What is asked
Restate each entry word for word, leaving nothing out.

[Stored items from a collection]
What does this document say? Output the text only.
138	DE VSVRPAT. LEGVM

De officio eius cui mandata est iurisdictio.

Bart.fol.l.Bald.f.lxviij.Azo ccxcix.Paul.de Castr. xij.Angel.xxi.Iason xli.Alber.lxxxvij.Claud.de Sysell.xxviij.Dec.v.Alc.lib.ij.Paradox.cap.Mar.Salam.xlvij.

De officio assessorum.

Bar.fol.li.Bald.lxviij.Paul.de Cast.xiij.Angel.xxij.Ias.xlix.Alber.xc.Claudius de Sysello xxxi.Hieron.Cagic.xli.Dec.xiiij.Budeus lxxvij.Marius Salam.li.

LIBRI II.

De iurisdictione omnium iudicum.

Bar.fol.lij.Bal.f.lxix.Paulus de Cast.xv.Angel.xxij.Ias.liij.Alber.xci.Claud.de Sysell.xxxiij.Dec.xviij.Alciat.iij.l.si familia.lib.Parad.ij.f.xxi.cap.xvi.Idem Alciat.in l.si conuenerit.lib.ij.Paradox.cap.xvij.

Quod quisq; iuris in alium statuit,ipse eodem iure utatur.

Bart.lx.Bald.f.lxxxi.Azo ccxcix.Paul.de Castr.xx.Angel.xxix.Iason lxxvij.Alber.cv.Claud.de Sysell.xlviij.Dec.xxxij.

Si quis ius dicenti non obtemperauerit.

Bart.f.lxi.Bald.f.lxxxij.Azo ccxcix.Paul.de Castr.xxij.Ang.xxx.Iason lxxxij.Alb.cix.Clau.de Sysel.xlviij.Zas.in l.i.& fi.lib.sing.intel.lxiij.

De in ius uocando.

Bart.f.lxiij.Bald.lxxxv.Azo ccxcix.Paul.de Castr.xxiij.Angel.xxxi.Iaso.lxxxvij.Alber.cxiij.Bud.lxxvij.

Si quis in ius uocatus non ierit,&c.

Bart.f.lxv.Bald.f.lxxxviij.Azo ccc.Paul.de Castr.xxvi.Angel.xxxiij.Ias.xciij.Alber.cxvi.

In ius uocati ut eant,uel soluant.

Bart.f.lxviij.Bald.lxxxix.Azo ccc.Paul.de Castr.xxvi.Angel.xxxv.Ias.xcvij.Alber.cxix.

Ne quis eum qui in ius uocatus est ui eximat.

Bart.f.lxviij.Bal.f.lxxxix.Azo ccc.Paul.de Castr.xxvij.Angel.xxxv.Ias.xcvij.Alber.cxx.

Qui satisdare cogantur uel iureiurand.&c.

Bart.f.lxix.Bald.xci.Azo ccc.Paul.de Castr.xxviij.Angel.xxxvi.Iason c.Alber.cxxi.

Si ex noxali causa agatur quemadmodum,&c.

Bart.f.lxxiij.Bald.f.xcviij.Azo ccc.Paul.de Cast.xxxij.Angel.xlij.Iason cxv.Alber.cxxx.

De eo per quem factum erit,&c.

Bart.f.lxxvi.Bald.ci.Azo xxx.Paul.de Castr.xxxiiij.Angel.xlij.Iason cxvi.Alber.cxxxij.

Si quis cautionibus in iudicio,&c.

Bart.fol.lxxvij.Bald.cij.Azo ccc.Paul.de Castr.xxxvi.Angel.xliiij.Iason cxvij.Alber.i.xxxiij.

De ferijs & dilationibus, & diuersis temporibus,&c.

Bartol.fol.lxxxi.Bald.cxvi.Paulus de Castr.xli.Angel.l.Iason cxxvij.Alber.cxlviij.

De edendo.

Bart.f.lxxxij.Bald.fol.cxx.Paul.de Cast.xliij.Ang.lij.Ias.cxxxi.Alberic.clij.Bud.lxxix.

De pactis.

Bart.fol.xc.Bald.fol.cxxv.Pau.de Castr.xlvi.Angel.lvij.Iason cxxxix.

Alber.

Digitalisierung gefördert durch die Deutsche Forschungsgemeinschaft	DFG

Task answer
What does this document say? Output the text only.
138	DE VSVRPAT. LEGVM

De officio eius cui mandata est iurisdictio.

Bart.fol.l.Bald.f.lxviij.Azo ccxcix.Paul.de Castr. xij.Angel.xxi.Iason xli.Alber.lxxxvij.Claud.de Sysell.xxviij.Dec.v.Alc.lib.ij.Paradox.cap.Mar.Salam.xlvij.

De officio assessorum.

Bar.fol.li.Bald.lxviij.Paul.de Cast.xiij.Angel.xxij.Ias.xlix.Alber.xc.Claudius de Sysello xxxi.Hieron.Cagic.xli.Dec.xiiij.Budeus lxxvij.Marius Salam.li.

LIBRI II.

De iurisdictione omnium iudicum.

Bar.fol.lij.Bal.f.lxix.Paulus de Cast.xv.Angel.xxij.Ias.liij.Alber.xci.Claud.de Sysell.xxxiij.Dec.xviij.Alciat.iij.l.si familia.lib.Parad.ij.f.xxi.cap.xvi.Idem Alciat.in l.si conuenerit.lib.ij.Paradox.cap.xvij.

Quod quisq; iuris in alium statuit,ipse eodem iure utatur.

Bart.lx.Bald.f.lxxxi.Azo ccxcix.Paul.de Castr.xx.Angel.xxix.Iason lxxvij.Alber.cv.Claud.de Sysell.xlviij.Dec.xxxij.

Si quis ius dicenti non obtemperauerit.

Bart.f.lxi.Bald.f.lxxxij.Azo ccxcix.Paul.de Castr.xxij.Ang.xxx.Iason lxxxij.Alb.cix.Clau.de Sysel.xlviij.Zas.in l.i.& fi.lib.sing.intel.lxiij.

De in ius uocando.

Bart.f.lxiij.Bald.lxxxv.Azo ccxcix.Paul.de Castr.xxiij.Angel.xxxi.Iaso.lxxxvij.Alber.cxiij.Bud.lxxvij.

Si quis in ius uocatus non ierit,&c.

Bart.f.lxv.Bald.f.lxxxviij.Azo ccc.Paul.de Castr.xxvi.Angel.xxxiij.Ias.xciij.Alber.cxvi.

In ius uocati ut eant,uel soluant.

Bart.f.lxviij.Bald.lxxxix.Azo ccc.Paul.de Castr.xxvi.Angel.xxxv.Ias.xcvij.Alber.cxix.

Ne quis eum qui in ius uocatus est ui eximat.

Bart.f.lxviij.Bal.f.lxxxix.Azo ccc.Paul.de Castr.xxvij.Angel.xxxv.Ias.xcvij.Alber.cxx.

Qui satisdare cogantur uel iureiurand.&c.

Bart.f.lxix.Bald.xci.Azo ccc.Paul.de Castr.xxviij.Angel.xxxvi.Iason c.Alber.cxxi.

Si ex noxali causa agatur quemadmodum,&c.

Bart.f.lxxiij.Bald.f.xcviij.Azo ccc.Paul.de Cast.xxxij.Angel.xlij.Iason cxv.Alber.cxxx.

De eo per quem factum erit,&c.

Bart.f.lxxvi.Bald.ci.Azo xxx.Paul.de Castr.xxxiiij.Angel.xlij.Iason cxvi.Alber.cxxxij.

Si quis cautionibus in iudicio,&c.

Bart.fol.lxxvij.Bald.cij.Azo ccc.Paul.de Castr.xxxvi.Angel.xliiij.Iason cxvij.Alber.i.xxxiij.

De ferijs & dilationibus, & diuersis temporibus,&c.

Bartol.fol.lxxxi.Bald.cxvi.Paulus de Castr.xli.Angel.l.Iason cxxvij.Alber.cxlviij.

De edendo.

Bart.f.lxxxij.Bald.fol.cxx.Paul.de Cast.xliij.Ang.lij.Ias.cxxxi.Alberic.clij.Bud.lxxix.

De pactis.

Bart.fol.xc.Bald.fol.cxxv.Pau.de Castr.xlvi.Angel.lvij.Iason cxxxix.

Alber.

Digitalisierung gefördert durch die Deutsche Forschungsgemeinschaft	DFG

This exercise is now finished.